■ WHAT TO DO ■
Give back the full material, exactly as it reads.

┄┄┄┄┄┄┄┄┄┄┄┄┄┄┄┄┄┄┄┄

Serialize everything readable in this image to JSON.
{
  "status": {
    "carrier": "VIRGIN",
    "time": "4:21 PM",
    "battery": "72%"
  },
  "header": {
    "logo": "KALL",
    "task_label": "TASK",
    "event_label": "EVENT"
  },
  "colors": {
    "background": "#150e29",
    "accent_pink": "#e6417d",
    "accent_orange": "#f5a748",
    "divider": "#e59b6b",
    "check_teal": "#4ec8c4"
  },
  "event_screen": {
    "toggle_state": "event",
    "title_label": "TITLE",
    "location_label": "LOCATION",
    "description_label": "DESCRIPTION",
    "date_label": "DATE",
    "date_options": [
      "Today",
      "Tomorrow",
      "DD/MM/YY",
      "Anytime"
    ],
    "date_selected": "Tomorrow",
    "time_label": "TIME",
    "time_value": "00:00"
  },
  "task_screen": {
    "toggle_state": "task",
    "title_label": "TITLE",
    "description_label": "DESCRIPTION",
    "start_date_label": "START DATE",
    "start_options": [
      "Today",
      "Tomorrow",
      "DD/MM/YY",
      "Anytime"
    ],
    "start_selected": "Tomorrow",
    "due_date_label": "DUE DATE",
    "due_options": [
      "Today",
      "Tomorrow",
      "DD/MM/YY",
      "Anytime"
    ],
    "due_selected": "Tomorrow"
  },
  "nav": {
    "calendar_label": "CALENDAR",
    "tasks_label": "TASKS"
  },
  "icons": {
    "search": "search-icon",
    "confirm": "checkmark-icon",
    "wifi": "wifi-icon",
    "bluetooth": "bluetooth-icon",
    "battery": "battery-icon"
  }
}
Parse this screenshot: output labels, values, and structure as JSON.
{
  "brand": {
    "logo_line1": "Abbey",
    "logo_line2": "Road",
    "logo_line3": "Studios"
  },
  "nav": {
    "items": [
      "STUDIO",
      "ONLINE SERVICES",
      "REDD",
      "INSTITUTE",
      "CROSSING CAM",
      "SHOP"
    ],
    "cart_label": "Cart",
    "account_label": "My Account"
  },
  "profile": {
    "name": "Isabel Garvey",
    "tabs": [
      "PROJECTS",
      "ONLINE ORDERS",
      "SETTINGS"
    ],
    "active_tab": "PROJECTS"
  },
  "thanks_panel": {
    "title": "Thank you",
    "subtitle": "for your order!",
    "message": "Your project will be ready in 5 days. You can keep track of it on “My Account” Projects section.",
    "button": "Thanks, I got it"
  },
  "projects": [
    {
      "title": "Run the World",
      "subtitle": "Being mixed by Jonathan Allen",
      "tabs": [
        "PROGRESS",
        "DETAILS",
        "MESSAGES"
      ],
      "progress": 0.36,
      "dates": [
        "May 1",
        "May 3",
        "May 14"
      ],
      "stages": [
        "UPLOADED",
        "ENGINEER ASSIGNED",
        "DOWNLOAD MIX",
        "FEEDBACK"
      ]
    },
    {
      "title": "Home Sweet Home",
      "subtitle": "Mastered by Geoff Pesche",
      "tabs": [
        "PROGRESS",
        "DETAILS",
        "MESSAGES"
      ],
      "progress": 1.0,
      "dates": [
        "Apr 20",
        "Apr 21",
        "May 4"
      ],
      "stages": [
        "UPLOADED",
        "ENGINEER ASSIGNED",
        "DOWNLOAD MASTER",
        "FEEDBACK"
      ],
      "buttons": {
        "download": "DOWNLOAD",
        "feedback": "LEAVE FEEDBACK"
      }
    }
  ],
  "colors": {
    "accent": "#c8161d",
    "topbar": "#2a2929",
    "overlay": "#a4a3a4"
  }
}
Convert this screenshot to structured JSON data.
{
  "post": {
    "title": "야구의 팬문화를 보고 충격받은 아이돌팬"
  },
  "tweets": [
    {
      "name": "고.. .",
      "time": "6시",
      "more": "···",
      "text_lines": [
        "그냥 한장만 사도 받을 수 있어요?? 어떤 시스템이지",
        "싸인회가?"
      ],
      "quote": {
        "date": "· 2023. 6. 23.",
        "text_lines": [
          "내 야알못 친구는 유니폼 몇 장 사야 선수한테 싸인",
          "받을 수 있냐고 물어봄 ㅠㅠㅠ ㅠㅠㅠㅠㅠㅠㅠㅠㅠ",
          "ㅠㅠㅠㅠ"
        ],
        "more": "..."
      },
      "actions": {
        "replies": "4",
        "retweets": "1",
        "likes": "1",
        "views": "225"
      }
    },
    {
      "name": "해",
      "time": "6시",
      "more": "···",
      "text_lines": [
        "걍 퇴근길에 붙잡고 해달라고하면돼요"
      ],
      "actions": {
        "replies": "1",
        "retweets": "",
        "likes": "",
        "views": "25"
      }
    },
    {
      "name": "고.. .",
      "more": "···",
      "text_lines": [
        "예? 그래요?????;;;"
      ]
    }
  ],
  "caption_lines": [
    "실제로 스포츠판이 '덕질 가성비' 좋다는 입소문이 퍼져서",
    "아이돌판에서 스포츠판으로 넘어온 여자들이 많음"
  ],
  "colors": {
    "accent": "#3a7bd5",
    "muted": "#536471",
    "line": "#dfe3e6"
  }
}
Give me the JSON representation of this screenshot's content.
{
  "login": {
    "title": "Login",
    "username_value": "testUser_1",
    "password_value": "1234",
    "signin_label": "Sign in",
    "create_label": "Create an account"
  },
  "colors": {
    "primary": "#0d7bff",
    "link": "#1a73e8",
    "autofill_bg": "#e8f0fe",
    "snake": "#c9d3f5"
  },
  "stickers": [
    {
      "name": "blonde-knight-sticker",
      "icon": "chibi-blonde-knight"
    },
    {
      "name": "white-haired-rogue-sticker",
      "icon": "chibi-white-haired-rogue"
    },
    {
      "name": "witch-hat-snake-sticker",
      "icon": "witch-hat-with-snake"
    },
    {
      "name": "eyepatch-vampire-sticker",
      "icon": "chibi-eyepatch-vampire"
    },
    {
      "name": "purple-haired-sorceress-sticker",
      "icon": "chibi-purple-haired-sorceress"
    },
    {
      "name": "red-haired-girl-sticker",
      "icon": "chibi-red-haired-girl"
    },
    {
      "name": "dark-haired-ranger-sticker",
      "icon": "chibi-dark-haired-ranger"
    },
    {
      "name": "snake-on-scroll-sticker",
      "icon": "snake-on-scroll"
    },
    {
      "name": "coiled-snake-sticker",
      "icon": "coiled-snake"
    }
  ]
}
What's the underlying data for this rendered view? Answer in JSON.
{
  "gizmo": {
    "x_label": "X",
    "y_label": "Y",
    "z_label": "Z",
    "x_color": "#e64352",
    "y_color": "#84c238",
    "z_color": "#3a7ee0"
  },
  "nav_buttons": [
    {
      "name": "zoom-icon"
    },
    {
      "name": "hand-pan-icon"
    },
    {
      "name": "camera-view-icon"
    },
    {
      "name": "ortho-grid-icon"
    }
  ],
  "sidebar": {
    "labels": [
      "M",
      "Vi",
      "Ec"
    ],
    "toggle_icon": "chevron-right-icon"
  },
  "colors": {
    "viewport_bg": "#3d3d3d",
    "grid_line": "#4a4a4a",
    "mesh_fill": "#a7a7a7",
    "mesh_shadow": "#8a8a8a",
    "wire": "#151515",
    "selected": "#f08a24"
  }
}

┄┄┄┄┄┄┄┄┄┄┄┄┄┄┄┄┄┄┄┄

■ REPLY ■
Serialize everything readable in this image to JSON.
{
  "status": {
    "carrier": "VIRGIN",
    "time": "4:21 PM",
    "battery": "72%"
  },
  "header": {
    "logo": "KALL",
    "task_label": "TASK",
    "event_label": "EVENT"
  },
  "colors": {
    "background": "#150e29",
    "accent_pink": "#e6417d",
    "accent_orange": "#f5a748",
    "divider": "#e59b6b",
    "check_teal": "#4ec8c4"
  },
  "event_screen": {
    "toggle_state": "event",
    "title_label": "TITLE",
    "location_label": "LOCATION",
    "description_label": "DESCRIPTION",
    "date_label": "DATE",
    "date_options": [
      "Today",
      "Tomorrow",
      "DD/MM/YY",
      "Anytime"
    ],
    "date_selected": "Tomorrow",
    "time_label": "TIME",
    "time_value": "00:00"
  },
  "task_screen": {
    "toggle_state": "task",
    "title_label": "TITLE",
    "description_label": "DESCRIPTION",
    "start_date_label": "START DATE",
    "start_options": [
      "Today",
      "Tomorrow",
      "DD/MM/YY",
      "Anytime"
    ],
    "start_selected": "Tomorrow",
    "due_date_label": "DUE DATE",
    "due_options": [
      "Today",
      "Tomorrow",
      "DD/MM/YY",
      "Anytime"
    ],
    "due_selected": "Tomorrow"
  },
  "nav": {
    "calendar_label": "CALENDAR",
    "tasks_label": "TASKS"
  },
  "icons": {
    "search": "search-icon",
    "confirm": "checkmark-icon",
    "wifi": "wifi-icon",
    "bluetooth": "bluetooth-icon",
    "battery": "battery-icon"
  }
}
Parse this screenshot: output labels, values, and structure as JSON.
{
  "brand": {
    "logo_line1": "Abbey",
    "logo_line2": "Road",
    "logo_line3": "Studios"
  },
  "nav": {
    "items": [
      "STUDIO",
      "ONLINE SERVICES",
      "REDD",
      "INSTITUTE",
      "CROSSING CAM",
      "SHOP"
    ],
    "cart_label": "Cart",
    "account_label": "My Account"
  },
  "profile": {
    "name": "Isabel Garvey",
    "tabs": [
      "PROJECTS",
      "ONLINE ORDERS",
      "SETTINGS"
    ],
    "active_tab": "PROJECTS"
  },
  "thanks_panel": {
    "title": "Thank you",
    "subtitle": "for your order!",
    "message": "Your project will be ready in 5 days. You can keep track of it on “My Account” Projects section.",
    "button": "Thanks, I got it"
  },
  "projects": [
    {
      "title": "Run the World",
      "subtitle": "Being mixed by Jonathan Allen",
      "tabs": [
        "PROGRESS",
        "DETAILS",
        "MESSAGES"
      ],
      "progress": 0.36,
      "dates": [
        "May 1",
        "May 3",
        "May 14"
      ],
      "stages": [
        "UPLOADED",
        "ENGINEER ASSIGNED",
        "DOWNLOAD MIX",
        "FEEDBACK"
      ]
    },
    {
      "title": "Home Sweet Home",
      "subtitle": "Mastered by Geoff Pesche",
      "tabs": [
        "PROGRESS",
        "DETAILS",
        "MESSAGES"
      ],
      "progress": 1.0,
      "dates": [
        "Apr 20",
        "Apr 21",
        "May 4"
      ],
      "stages": [
        "UPLOADED",
        "ENGINEER ASSIGNED",
        "DOWNLOAD MASTER",
        "FEEDBACK"
      ],
      "buttons": {
        "download": "DOWNLOAD",
        "feedback": "LEAVE FEEDBACK"
      }
    }
  ],
  "colors": {
    "accent": "#c8161d",
    "topbar": "#2a2929",
    "overlay": "#a4a3a4"
  }
}
Convert this screenshot to structured JSON data.
{
  "post": {
    "title": "야구의 팬문화를 보고 충격받은 아이돌팬"
  },
  "tweets": [
    {
      "name": "고.. .",
      "time": "6시",
      "more": "···",
      "text_lines": [
        "그냥 한장만 사도 받을 수 있어요?? 어떤 시스템이지",
        "싸인회가?"
      ],
      "quote": {
        "date": "· 2023. 6. 23.",
        "text_lines": [
          "내 야알못 친구는 유니폼 몇 장 사야 선수한테 싸인",
          "받을 수 있냐고 물어봄 ㅠㅠㅠ ㅠㅠㅠㅠㅠㅠㅠㅠㅠ",
          "ㅠㅠㅠㅠ"
        ],
        "more": "..."
      },
      "actions": {
        "replies": "4",
        "retweets": "1",
        "likes": "1",
        "views": "225"
      }
    },
    {
      "name": "해",
      "time": "6시",
      "more": "···",
      "text_lines": [
        "걍 퇴근길에 붙잡고 해달라고하면돼요"
      ],
      "actions": {
        "replies": "1",
        "retweets": "",
        "likes": "",
        "views": "25"
      }
    },
    {
      "name": "고.. .",
      "more": "···",
      "text_lines": [
        "예? 그래요?????;;;"
      ]
    }
  ],
  "caption_lines": [
    "실제로 스포츠판이 '덕질 가성비' 좋다는 입소문이 퍼져서",
    "아이돌판에서 스포츠판으로 넘어온 여자들이 많음"
  ],
  "colors": {
    "accent": "#3a7bd5",
    "muted": "#536471",
    "line": "#dfe3e6"
  }
}
Give me the JSON representation of this screenshot's content.
{
  "login": {
    "title": "Login",
    "username_value": "testUser_1",
    "password_value": "1234",
    "signin_label": "Sign in",
    "create_label": "Create an account"
  },
  "colors": {
    "primary": "#0d7bff",
    "link": "#1a73e8",
    "autofill_bg": "#e8f0fe",
    "snake": "#c9d3f5"
  },
  "stickers": [
    {
      "name": "blonde-knight-sticker",
      "icon": "chibi-blonde-knight"
    },
    {
      "name": "white-haired-rogue-sticker",
      "icon": "chibi-white-haired-rogue"
    },
    {
      "name": "witch-hat-snake-sticker",
      "icon": "witch-hat-with-snake"
    },
    {
      "name": "eyepatch-vampire-sticker",
      "icon": "chibi-eyepatch-vampire"
    },
    {
      "name": "purple-haired-sorceress-sticker",
      "icon": "chibi-purple-haired-sorceress"
    },
    {
      "name": "red-haired-girl-sticker",
      "icon": "chibi-red-haired-girl"
    },
    {
      "name": "dark-haired-ranger-sticker",
      "icon": "chibi-dark-haired-ranger"
    },
    {
      "name": "snake-on-scroll-sticker",
      "icon": "snake-on-scroll"
    },
    {
      "name": "coiled-snake-sticker",
      "icon": "coiled-snake"
    }
  ]
}
What's the underlying data for this rendered view? Answer in JSON.
{
  "gizmo": {
    "x_label": "X",
    "y_label": "Y",
    "z_label": "Z",
    "x_color": "#e64352",
    "y_color": "#84c238",
    "z_color": "#3a7ee0"
  },
  "nav_buttons": [
    {
      "name": "zoom-icon"
    },
    {
      "name": "hand-pan-icon"
    },
    {
      "name": "camera-view-icon"
    },
    {
      "name": "ortho-grid-icon"
    }
  ],
  "sidebar": {
    "labels": [
      "M",
      "Vi",
      "Ec"
    ],
    "toggle_icon": "chevron-right-icon"
  },
  "colors": {
    "viewport_bg": "#3d3d3d",
    "grid_line": "#4a4a4a",
    "mesh_fill": "#a7a7a7",
    "mesh_shadow": "#8a8a8a",
    "wire": "#151515",
    "selected": "#f08a24"
  }
}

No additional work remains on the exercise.